Goal:
Each line that holds the word "ohlc" is to be identified and copied.

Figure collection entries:
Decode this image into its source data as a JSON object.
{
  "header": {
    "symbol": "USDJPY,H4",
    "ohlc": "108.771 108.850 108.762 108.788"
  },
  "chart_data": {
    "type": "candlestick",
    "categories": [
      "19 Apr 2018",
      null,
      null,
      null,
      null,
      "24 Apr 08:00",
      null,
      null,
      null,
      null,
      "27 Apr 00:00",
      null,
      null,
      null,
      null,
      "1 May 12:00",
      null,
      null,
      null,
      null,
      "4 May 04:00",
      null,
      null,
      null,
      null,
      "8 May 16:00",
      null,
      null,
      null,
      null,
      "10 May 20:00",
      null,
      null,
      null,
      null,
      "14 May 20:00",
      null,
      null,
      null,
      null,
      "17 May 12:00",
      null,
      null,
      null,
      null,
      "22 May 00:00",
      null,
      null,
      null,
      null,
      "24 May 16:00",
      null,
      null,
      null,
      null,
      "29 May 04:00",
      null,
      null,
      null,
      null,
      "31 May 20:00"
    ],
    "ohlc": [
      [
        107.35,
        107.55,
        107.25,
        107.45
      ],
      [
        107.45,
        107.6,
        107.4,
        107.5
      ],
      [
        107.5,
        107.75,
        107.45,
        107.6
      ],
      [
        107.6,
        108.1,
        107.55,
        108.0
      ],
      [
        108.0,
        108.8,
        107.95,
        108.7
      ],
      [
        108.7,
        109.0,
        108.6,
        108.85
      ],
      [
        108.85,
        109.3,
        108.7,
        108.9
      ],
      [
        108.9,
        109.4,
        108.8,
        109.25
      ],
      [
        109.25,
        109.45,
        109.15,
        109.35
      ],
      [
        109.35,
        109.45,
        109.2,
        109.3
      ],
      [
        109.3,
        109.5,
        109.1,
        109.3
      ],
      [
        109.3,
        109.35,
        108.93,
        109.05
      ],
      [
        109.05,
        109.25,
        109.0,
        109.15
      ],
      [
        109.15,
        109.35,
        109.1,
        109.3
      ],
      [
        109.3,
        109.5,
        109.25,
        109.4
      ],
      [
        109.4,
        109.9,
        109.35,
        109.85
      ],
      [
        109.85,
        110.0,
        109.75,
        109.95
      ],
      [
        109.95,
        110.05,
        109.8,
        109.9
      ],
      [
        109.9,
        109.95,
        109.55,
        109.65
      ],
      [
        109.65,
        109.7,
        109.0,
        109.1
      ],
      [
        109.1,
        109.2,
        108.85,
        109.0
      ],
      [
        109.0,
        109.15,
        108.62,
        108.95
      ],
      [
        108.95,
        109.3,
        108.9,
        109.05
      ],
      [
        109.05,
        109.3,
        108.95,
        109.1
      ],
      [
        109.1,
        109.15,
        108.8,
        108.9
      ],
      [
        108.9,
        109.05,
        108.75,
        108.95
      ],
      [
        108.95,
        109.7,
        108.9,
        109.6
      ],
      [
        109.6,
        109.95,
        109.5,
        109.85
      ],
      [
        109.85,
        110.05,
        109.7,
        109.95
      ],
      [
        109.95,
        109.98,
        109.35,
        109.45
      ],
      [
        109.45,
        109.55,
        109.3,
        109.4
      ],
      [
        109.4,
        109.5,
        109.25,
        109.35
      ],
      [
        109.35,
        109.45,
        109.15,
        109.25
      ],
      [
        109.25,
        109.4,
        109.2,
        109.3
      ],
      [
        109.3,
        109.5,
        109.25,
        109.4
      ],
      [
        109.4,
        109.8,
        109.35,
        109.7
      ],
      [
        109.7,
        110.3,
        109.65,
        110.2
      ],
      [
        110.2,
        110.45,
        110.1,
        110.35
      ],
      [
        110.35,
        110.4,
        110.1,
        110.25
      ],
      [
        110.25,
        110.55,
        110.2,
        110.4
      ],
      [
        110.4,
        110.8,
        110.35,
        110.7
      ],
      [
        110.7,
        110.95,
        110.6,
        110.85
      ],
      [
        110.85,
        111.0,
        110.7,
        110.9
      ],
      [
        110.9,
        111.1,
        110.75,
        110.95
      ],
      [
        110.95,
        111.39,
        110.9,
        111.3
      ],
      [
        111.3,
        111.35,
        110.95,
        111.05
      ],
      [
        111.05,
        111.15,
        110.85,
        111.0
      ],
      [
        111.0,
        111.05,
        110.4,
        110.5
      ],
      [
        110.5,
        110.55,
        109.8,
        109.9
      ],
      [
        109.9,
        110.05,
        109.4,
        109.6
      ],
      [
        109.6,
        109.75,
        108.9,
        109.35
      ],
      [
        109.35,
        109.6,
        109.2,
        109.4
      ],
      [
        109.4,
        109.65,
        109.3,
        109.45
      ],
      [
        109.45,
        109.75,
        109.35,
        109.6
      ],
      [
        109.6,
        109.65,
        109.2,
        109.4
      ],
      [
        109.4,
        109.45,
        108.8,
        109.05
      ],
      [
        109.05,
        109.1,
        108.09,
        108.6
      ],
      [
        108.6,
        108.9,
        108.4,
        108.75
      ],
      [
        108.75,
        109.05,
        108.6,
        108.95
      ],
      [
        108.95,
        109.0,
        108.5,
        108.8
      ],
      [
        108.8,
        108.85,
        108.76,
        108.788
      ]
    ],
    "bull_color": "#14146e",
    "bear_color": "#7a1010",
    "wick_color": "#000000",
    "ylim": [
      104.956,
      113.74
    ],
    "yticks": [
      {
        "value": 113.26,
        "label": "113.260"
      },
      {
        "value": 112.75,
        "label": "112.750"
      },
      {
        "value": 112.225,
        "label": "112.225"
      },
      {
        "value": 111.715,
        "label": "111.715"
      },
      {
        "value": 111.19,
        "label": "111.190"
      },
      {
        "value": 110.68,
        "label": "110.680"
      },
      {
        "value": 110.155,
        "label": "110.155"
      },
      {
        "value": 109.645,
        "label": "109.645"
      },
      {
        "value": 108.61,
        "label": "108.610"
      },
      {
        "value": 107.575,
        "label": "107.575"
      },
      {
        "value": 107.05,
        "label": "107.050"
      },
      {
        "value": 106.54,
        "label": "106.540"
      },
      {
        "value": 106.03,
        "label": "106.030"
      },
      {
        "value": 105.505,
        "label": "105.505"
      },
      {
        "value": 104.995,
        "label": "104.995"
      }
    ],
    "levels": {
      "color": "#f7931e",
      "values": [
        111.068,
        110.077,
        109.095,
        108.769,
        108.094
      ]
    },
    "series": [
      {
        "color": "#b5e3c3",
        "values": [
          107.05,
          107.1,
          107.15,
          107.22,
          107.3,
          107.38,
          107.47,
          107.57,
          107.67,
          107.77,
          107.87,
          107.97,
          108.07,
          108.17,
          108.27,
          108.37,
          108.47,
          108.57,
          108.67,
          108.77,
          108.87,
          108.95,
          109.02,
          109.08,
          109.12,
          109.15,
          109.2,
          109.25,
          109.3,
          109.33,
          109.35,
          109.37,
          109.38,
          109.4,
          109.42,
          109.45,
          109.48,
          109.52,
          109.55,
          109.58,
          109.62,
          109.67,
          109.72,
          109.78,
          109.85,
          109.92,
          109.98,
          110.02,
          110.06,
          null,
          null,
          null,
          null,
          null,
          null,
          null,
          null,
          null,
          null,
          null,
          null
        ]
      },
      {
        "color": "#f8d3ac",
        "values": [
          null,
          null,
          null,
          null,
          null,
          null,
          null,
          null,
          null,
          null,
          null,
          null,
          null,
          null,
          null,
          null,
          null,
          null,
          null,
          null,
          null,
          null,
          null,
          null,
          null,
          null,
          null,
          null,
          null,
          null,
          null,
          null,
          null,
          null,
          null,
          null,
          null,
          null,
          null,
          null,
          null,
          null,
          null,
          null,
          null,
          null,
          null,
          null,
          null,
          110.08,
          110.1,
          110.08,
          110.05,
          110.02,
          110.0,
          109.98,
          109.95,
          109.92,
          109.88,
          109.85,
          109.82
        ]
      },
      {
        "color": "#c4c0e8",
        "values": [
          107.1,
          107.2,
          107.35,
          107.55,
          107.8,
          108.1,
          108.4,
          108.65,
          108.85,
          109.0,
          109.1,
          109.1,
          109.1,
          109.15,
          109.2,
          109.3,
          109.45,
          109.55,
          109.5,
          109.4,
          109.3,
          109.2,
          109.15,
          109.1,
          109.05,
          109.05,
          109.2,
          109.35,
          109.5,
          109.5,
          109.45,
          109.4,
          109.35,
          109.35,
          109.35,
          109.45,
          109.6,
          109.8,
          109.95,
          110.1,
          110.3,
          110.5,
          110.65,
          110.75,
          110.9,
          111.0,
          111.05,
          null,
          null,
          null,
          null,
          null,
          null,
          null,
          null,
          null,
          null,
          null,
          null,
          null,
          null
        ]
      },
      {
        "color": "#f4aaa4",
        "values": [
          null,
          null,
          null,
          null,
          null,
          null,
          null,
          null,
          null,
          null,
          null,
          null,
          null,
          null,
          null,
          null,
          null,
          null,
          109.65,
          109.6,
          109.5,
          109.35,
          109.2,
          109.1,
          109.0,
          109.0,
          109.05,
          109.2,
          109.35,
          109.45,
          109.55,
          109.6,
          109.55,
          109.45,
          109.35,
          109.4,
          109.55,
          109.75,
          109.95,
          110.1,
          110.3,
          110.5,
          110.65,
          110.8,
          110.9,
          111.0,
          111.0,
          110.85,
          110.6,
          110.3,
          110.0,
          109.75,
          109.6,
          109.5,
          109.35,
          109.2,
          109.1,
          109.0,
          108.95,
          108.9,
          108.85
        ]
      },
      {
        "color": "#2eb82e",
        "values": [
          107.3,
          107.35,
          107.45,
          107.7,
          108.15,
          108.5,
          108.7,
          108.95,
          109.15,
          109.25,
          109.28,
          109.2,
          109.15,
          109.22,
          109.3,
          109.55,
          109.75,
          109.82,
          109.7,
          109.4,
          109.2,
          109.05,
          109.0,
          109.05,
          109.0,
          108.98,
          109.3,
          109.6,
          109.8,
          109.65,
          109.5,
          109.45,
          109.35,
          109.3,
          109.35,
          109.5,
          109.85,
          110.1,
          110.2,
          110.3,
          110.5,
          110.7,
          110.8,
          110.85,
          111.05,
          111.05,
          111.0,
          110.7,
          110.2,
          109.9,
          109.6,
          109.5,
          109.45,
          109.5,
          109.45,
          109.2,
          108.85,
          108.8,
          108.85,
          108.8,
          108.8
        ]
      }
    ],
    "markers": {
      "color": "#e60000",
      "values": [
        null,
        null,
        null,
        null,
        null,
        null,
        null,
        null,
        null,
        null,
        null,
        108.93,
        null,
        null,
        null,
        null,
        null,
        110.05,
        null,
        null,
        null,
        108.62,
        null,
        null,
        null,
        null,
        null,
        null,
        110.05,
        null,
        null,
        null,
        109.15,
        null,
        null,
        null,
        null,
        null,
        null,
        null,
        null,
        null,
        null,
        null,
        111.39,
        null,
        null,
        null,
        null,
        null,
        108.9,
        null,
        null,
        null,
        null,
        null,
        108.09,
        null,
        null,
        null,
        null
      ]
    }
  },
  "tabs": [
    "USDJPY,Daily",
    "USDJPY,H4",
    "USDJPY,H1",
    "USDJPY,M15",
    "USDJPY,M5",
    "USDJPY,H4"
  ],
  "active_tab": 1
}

Final result:
    "ohlc": "108.771 108.850 108.762 108.788"
    "ohlc": [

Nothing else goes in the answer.